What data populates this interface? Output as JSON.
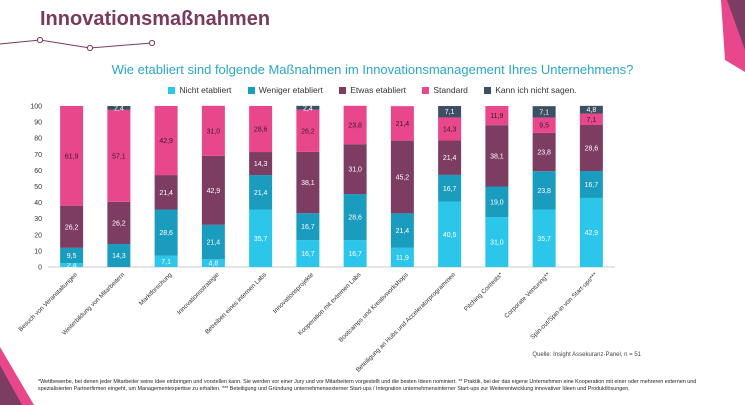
{
  "page": {
    "title": "Innovationsmaßnahmen",
    "question": "Wie etabliert sind folgende Maßnahmen im Innovationsmanagement Ihres Unternehmens?",
    "source": "Quelle: Insight Assekuranz-Panel, n = 51",
    "footnote": "*Wettbewerbe, bei denen jeder Mitarbeiter seine Idee einbringen und vorstellen kann. Sie werden vor einer Jury und vor Mitarbeitern vorgestellt und die besten Ideen nominiert. ** Praktik, bei der das eigene Unternehmen eine Kooperation mit einer oder mehreren externen und spezialisierten Partnerfirmen eingeht, um Managementexpertise zu erhalten. *** Beteiligung und Gründung unternehmensexterner Start-ups / Integration unternehmensinterner Start-ups zur Weiterentwicklung innovativer Ideen und Produktlösungen."
  },
  "colors": {
    "title": "#7a3a5e",
    "question": "#2aa7c9",
    "Nicht etabliert": "#2bc6ea",
    "Weniger etabliert": "#1a9cbf",
    "Etwas etabliert": "#7d3d63",
    "Standard": "#e9478b",
    "Kann ich nicht sagen.": "#3d4f63"
  },
  "chart_data": {
    "type": "bar",
    "stacked": true,
    "title": "Wie etabliert sind folgende Maßnahmen im Innovationsmanagement Ihres Unternehmens?",
    "ylim": [
      0,
      100
    ],
    "yticks": [
      0,
      10,
      20,
      30,
      40,
      50,
      60,
      70,
      80,
      90,
      100
    ],
    "legend_position": "top",
    "categories": [
      "Besuch von Veranstaltungen",
      "Weiterbildung von Mitarbeitern",
      "Marktforschung",
      "Innovationsstrategie",
      "Betreiben eines internen Labs",
      "Innovationsprojekte",
      "Kooperation mit externen Labs",
      "Bootcamps und Kreativworkshops",
      "Beteiligung an Hubs und Acceleratorprogrammen",
      "Pitching Contests*",
      "Corporate Venturing**",
      "Spin-out/Spin-in von Start-ups***"
    ],
    "series": [
      {
        "name": "Nicht etabliert",
        "values": [
          2.4,
          0,
          7.1,
          4.8,
          35.7,
          16.7,
          16.7,
          11.9,
          40.5,
          31.0,
          35.7,
          42.9
        ]
      },
      {
        "name": "Weniger etabliert",
        "values": [
          9.5,
          14.3,
          28.6,
          21.4,
          21.4,
          16.7,
          28.6,
          21.4,
          16.7,
          19.0,
          23.8,
          16.7
        ]
      },
      {
        "name": "Etwas etabliert",
        "values": [
          26.2,
          26.2,
          21.4,
          42.9,
          14.3,
          38.1,
          31.0,
          45.2,
          21.4,
          38.1,
          23.8,
          28.6
        ]
      },
      {
        "name": "Standard",
        "values": [
          61.9,
          57.1,
          42.9,
          31.0,
          28.6,
          26.2,
          23.8,
          21.4,
          14.3,
          11.9,
          9.5,
          7.1
        ]
      },
      {
        "name": "Kann ich nicht sagen.",
        "values": [
          0,
          2.4,
          0,
          0,
          0,
          2.4,
          0,
          0,
          7.1,
          0,
          7.1,
          4.8
        ]
      }
    ],
    "labels": [
      [
        "2,4",
        "",
        "7,1",
        "4,8",
        "35,7",
        "16,7",
        "16,7",
        "11,9",
        "40,5",
        "31,0",
        "35,7",
        "42,9"
      ],
      [
        "9,5",
        "14,3",
        "28,6",
        "21,4",
        "21,4",
        "16,7",
        "28,6",
        "21,4",
        "16,7",
        "19,0",
        "23,8",
        "16,7"
      ],
      [
        "26,2",
        "26,2",
        "21,4",
        "42,9",
        "14,3",
        "38,1",
        "31,0",
        "45,2",
        "21,4",
        "38,1",
        "23,8",
        "28,6"
      ],
      [
        "61,9",
        "57,1",
        "42,9",
        "31,0",
        "28,6",
        "26,2",
        "23,8",
        "21,4",
        "14,3",
        "11,9",
        "9,5",
        "7,1"
      ],
      [
        "",
        "2,4",
        "",
        "",
        "",
        "2,4",
        "",
        "",
        "7,1",
        "",
        "7,1",
        "4,8"
      ]
    ]
  }
}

## THE REQUEST
Copy every line from the records above that contains the word "Weniger".

## COMPLETE OUTPUT
    "Weniger etabliert": "#1a9cbf",
        "name": "Weniger etabliert",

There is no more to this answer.